Locate each line of the material that contains "into", then return it.

**TASK MATERIAL**
============================================================

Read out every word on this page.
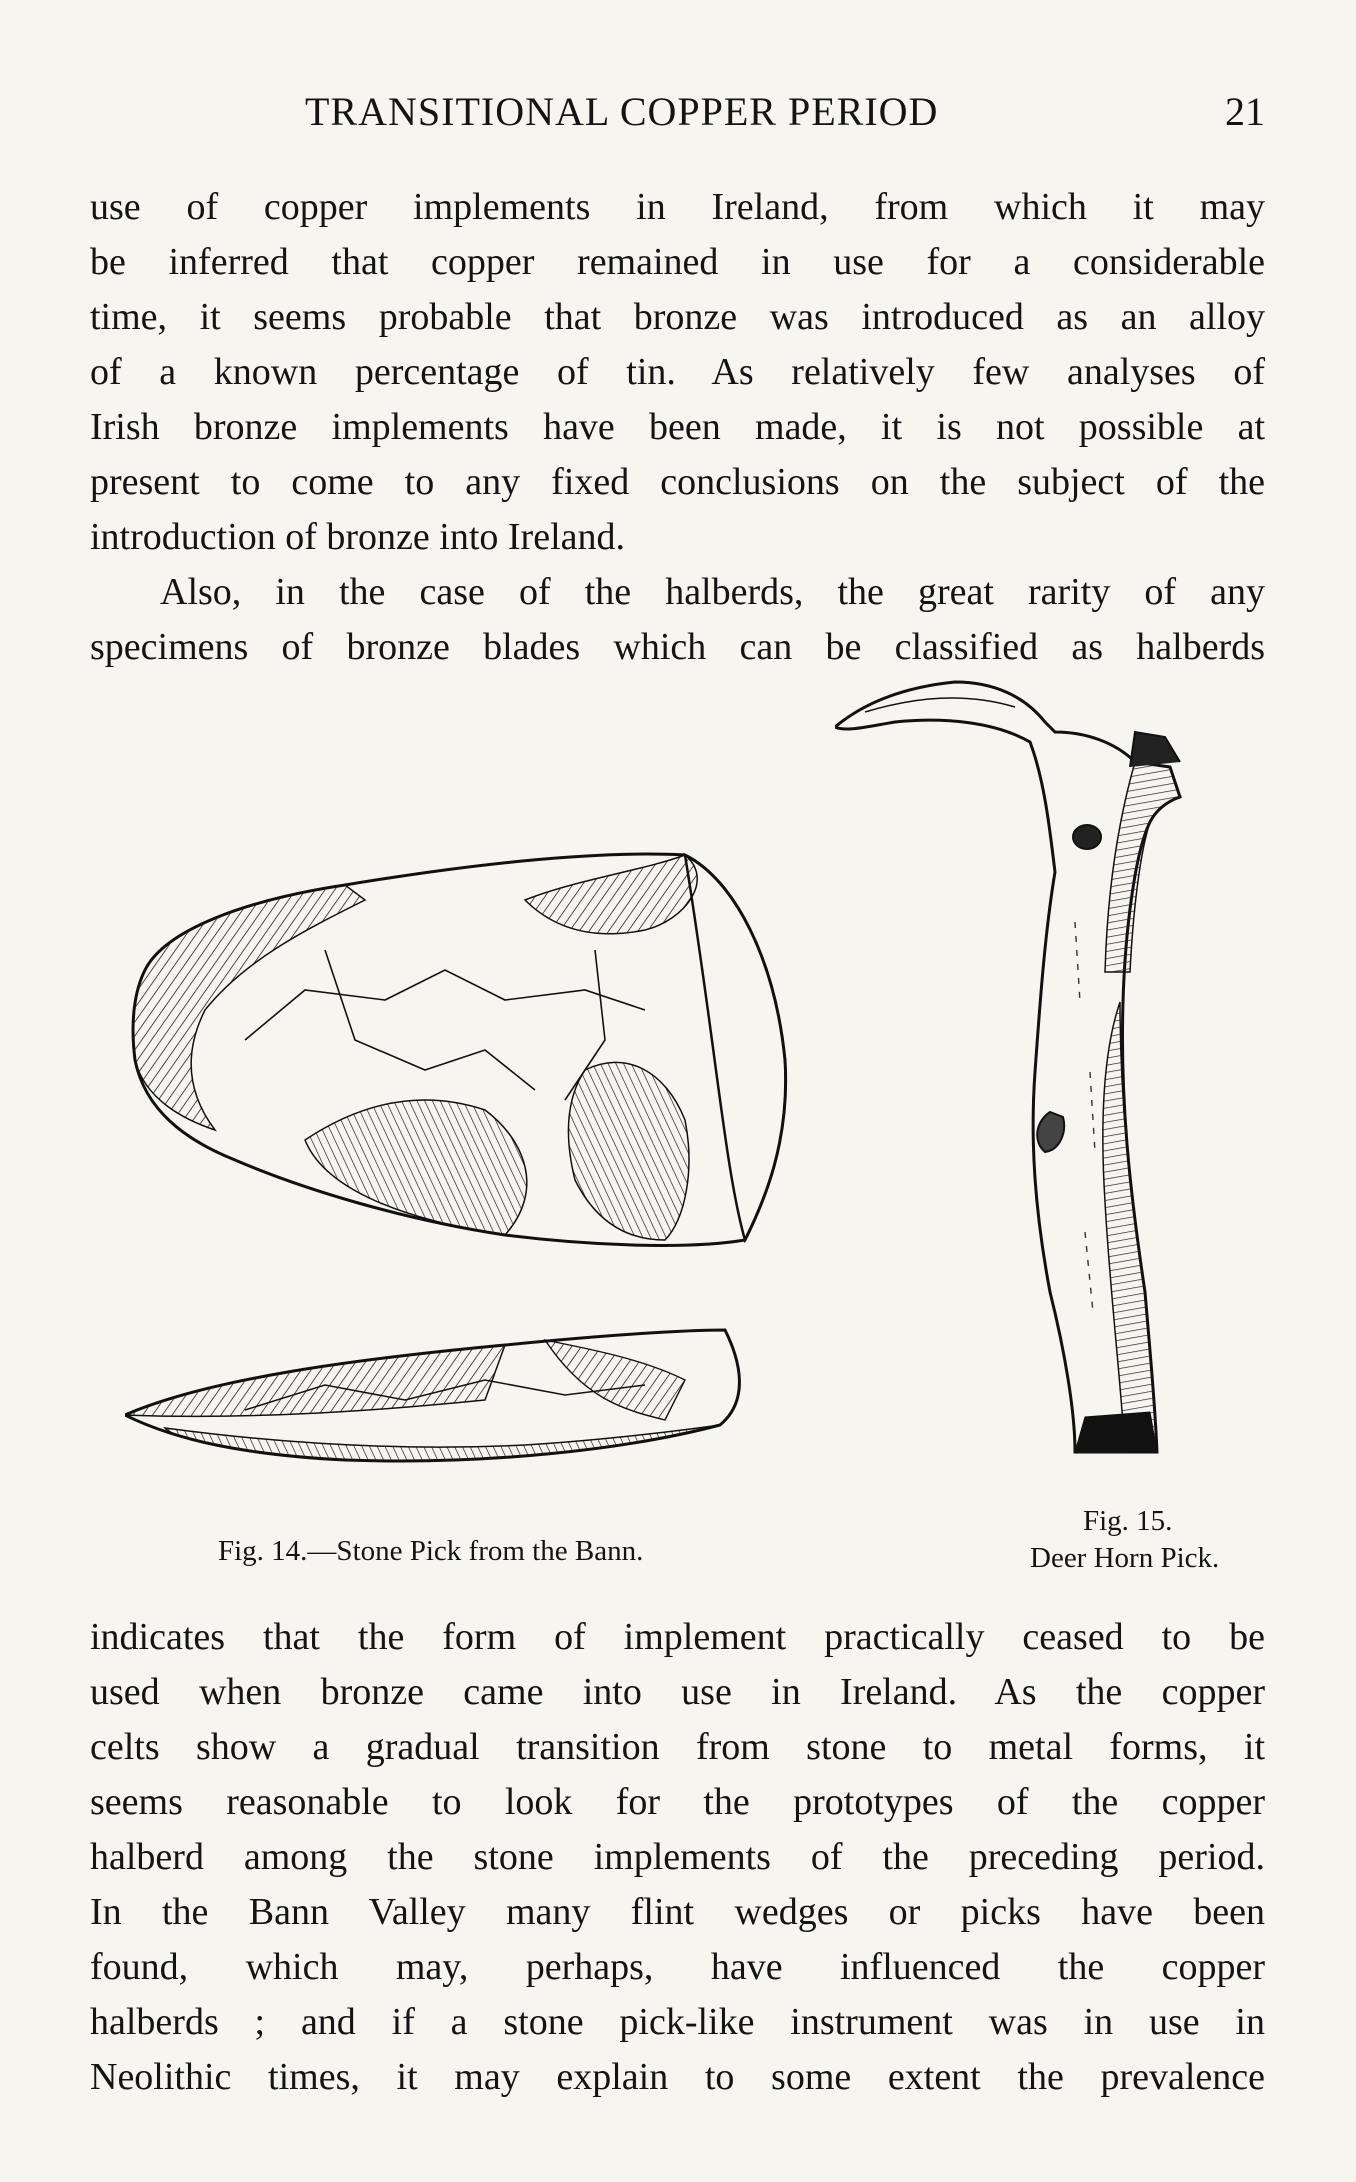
TRANSITIONAL COPPER PERIOD	21
use of copper implements in Ireland, from which it may
be inferred that copper remained in use for a considerable
time, it seems probable that bronze was introduced as an alloy
of a known percentage of tin. As relatively few analyses of
Irish bronze implements have been made, it is not possible at
present to come to any fixed conclusions on the subject of the
introduction of bronze into Ireland.
Also, in the case of the halberds, the great rarity of any
specimens of bronze blades which can be classified as halberds
Fig. 14.—Stone Pick from the Bann.
Fig. 15.
Deer Horn Pick.
indicates that the form of implement practically ceased to be
used when bronze came into use in Ireland. As the copper
celts show a gradual transition from stone to metal forms, it
seems reasonable to look for the prototypes of the copper
halberd among the stone implements of the preceding period.
In the Bann Valley many flint wedges or picks have been
found, which may, perhaps, have influenced the copper
halberds ; and if a stone pick-like instrument was in use in
Neolithic times, it may explain to some extent the prevalence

============================================================

**RESULT**
introduction of bronze into Ireland.
used when bronze came into use in Ireland. As the copper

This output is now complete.